- [PROBLEM]: How many lines in the listing below include the word "their"? Reply with the count alone.

===== TASK DATA =====

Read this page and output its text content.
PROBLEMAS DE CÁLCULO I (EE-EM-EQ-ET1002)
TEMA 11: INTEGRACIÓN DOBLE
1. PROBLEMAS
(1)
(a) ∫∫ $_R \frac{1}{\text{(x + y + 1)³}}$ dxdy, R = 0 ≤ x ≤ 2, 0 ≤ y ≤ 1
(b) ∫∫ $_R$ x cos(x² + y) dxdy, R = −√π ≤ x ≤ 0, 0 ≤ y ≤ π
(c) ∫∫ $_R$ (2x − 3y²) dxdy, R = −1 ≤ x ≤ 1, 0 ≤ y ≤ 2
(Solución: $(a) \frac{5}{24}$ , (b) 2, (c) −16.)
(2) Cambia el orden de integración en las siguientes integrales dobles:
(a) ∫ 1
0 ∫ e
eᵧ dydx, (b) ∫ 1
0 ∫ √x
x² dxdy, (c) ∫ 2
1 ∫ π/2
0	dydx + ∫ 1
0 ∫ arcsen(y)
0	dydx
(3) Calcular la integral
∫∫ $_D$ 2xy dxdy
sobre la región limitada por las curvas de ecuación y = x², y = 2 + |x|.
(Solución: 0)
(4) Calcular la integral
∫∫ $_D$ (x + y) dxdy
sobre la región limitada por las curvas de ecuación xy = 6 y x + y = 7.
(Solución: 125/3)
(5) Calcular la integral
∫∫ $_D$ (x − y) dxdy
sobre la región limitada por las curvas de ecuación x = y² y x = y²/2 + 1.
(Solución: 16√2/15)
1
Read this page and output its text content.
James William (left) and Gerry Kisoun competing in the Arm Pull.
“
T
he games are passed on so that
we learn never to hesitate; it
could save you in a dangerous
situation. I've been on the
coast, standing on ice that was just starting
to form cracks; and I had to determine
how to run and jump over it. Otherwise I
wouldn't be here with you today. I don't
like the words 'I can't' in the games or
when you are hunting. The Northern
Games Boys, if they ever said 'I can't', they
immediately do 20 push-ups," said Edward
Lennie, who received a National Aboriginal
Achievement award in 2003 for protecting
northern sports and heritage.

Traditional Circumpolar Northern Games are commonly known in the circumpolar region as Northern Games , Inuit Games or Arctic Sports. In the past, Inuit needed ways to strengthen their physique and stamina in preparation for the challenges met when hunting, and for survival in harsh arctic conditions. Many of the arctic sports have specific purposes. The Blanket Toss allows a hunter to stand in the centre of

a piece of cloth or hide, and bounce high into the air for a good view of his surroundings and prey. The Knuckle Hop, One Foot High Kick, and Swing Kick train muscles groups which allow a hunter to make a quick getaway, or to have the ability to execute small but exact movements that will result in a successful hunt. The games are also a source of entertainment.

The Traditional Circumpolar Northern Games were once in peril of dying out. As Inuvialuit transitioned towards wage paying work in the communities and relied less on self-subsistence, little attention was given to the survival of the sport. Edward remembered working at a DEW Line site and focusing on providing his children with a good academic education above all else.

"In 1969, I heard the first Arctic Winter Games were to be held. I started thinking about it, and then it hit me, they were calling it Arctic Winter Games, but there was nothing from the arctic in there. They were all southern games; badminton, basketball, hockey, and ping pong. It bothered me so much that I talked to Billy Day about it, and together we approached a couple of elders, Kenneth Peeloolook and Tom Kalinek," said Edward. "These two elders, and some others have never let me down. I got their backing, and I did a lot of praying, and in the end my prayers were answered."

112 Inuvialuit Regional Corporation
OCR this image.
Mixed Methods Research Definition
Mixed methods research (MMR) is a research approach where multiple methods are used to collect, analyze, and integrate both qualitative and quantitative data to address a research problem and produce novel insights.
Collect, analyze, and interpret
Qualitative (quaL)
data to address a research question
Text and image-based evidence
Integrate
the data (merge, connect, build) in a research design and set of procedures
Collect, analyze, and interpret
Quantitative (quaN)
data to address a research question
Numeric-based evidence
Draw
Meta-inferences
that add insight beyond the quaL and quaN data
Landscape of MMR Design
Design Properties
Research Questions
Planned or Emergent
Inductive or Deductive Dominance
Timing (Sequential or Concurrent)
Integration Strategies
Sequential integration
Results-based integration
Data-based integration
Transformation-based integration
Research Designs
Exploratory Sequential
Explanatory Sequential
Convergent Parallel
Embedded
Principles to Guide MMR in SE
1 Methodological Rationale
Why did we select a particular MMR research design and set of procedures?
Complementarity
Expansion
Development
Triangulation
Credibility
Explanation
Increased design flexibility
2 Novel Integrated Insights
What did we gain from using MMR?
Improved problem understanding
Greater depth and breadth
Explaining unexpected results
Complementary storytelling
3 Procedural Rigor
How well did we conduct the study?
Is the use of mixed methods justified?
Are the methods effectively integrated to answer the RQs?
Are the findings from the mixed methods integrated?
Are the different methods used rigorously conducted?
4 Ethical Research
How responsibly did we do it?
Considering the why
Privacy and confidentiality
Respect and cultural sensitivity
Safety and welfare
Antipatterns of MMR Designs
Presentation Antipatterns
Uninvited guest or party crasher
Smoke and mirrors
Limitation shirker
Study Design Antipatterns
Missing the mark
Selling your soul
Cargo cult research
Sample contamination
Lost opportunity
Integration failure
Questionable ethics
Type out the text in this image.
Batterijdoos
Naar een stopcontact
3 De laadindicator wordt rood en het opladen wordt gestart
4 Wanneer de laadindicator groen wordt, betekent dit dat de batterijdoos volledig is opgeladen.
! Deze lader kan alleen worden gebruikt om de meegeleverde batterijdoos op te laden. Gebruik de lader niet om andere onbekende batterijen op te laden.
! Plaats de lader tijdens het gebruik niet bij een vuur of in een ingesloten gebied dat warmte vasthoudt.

=====

- [OUTPUT FOR THIS TASK]: 2